begin

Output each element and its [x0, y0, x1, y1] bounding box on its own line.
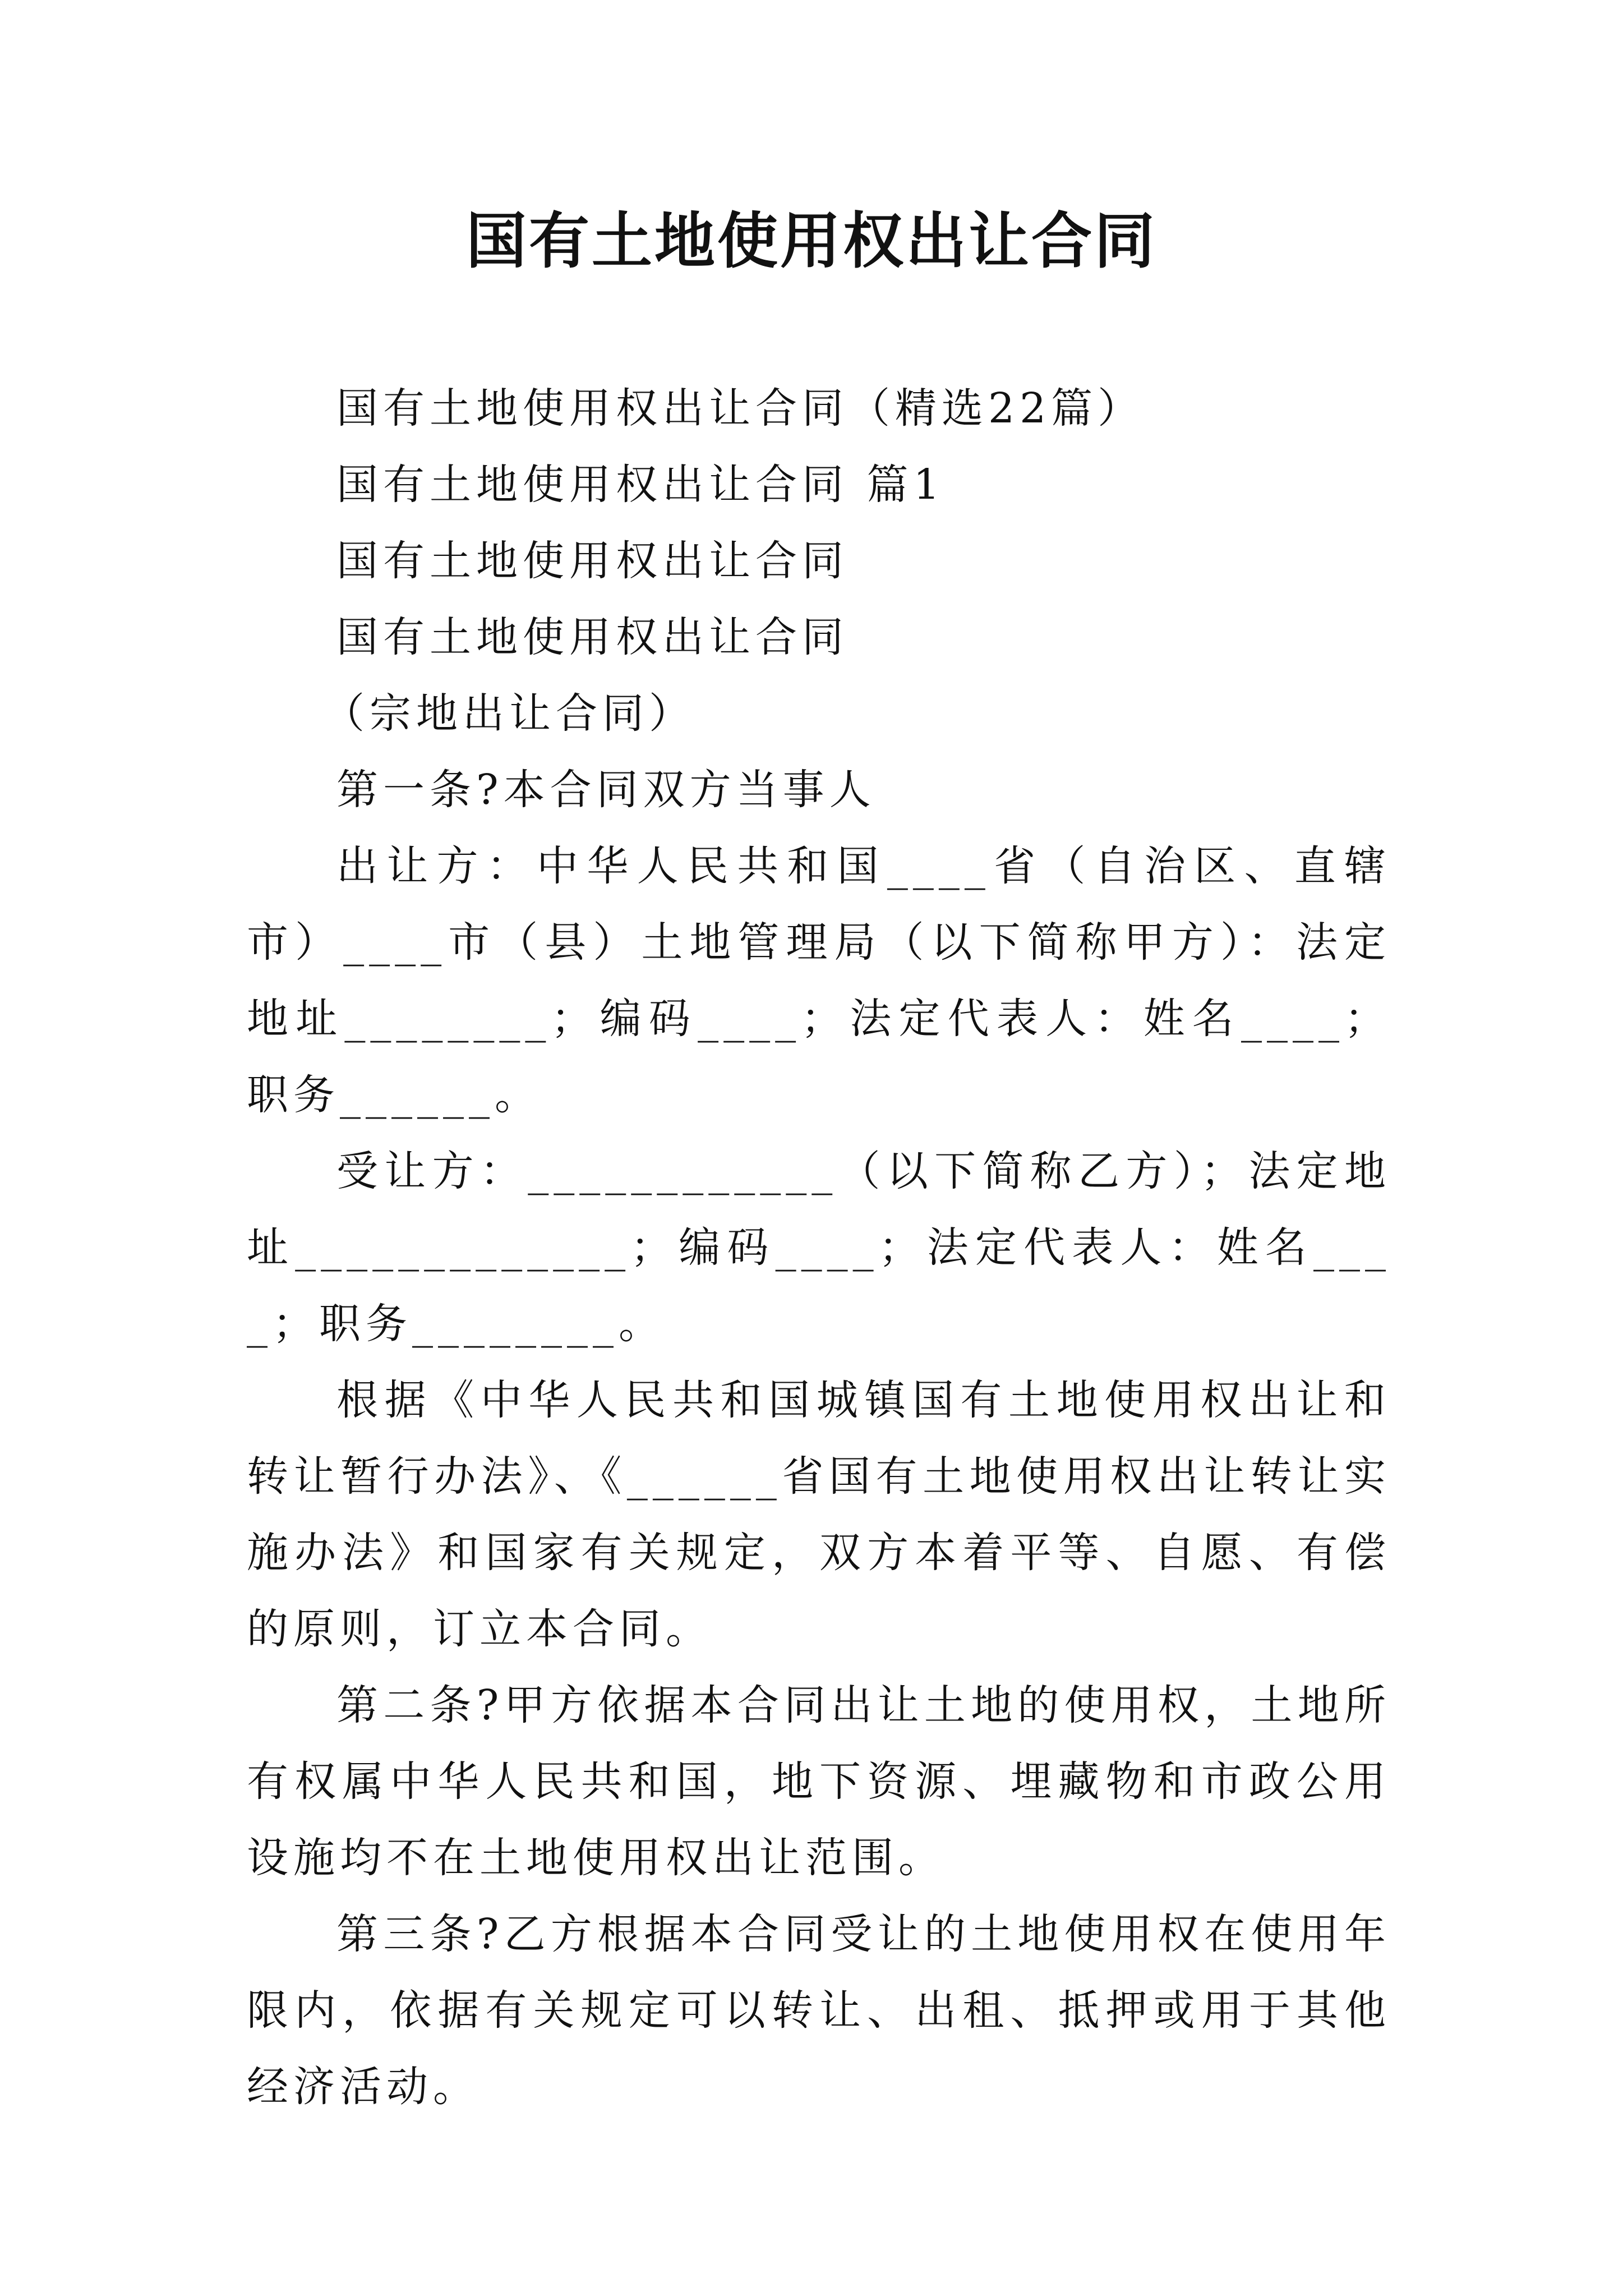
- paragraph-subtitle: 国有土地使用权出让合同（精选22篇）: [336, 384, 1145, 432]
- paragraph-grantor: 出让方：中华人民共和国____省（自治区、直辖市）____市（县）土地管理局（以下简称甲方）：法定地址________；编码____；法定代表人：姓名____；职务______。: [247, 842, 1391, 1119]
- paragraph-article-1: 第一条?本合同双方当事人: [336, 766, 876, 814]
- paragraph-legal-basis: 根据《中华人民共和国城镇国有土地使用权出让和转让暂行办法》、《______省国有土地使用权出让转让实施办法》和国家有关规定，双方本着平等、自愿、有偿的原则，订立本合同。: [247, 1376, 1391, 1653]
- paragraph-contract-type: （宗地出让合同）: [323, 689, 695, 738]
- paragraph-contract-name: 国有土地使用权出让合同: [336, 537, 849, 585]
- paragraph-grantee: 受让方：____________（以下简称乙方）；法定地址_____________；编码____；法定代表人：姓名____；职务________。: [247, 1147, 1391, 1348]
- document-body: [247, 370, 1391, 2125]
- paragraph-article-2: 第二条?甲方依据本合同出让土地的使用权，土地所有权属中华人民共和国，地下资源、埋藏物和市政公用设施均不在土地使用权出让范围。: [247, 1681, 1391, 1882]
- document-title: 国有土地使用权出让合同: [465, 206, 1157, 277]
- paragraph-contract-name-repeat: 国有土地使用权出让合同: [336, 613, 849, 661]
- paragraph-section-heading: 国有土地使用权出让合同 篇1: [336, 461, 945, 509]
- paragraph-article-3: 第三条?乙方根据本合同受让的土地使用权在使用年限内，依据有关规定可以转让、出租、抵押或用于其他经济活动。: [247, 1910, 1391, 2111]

end

◆ **Work required**:
Reproduce the rows above verbatim, omitting the pictures from your output.

◆ **Exercise result**:
Output each element and its [x0, y0, x1, y1] bounding box on its own line.
- paragraph-subtitle: 国有土地使用权出让合同（精选22篇）: [336, 384, 1145, 432]
- paragraph-grantor: 出让方：中华人民共和国____省（自治区、直辖市）____市（县）土地管理局（以下简称甲方）：法定地址________；编码____；法定代表人：姓名____；职务______。: [247, 842, 1391, 1119]
- paragraph-article-1: 第一条?本合同双方当事人: [336, 766, 876, 814]
- paragraph-legal-basis: 根据《中华人民共和国城镇国有土地使用权出让和转让暂行办法》、《______省国有土地使用权出让转让实施办法》和国家有关规定，双方本着平等、自愿、有偿的原则，订立本合同。: [247, 1376, 1391, 1653]
- paragraph-contract-type: （宗地出让合同）: [323, 689, 695, 738]
- paragraph-contract-name: 国有土地使用权出让合同: [336, 537, 849, 585]
- paragraph-grantee: 受让方：____________（以下简称乙方）；法定地址_____________；编码____；法定代表人：姓名____；职务________。: [247, 1147, 1391, 1348]
- document-body: [247, 370, 1391, 2125]
- paragraph-article-2: 第二条?甲方依据本合同出让土地的使用权，土地所有权属中华人民共和国，地下资源、埋藏物和市政公用设施均不在土地使用权出让范围。: [247, 1681, 1391, 1882]
- document-title: 国有土地使用权出让合同: [465, 206, 1157, 277]
- paragraph-contract-name-repeat: 国有土地使用权出让合同: [336, 613, 849, 661]
- paragraph-section-heading: 国有土地使用权出让合同 篇1: [336, 461, 945, 509]
- paragraph-article-3: 第三条?乙方根据本合同受让的土地使用权在使用年限内，依据有关规定可以转让、出租、抵押或用于其他经济活动。: [247, 1910, 1391, 2111]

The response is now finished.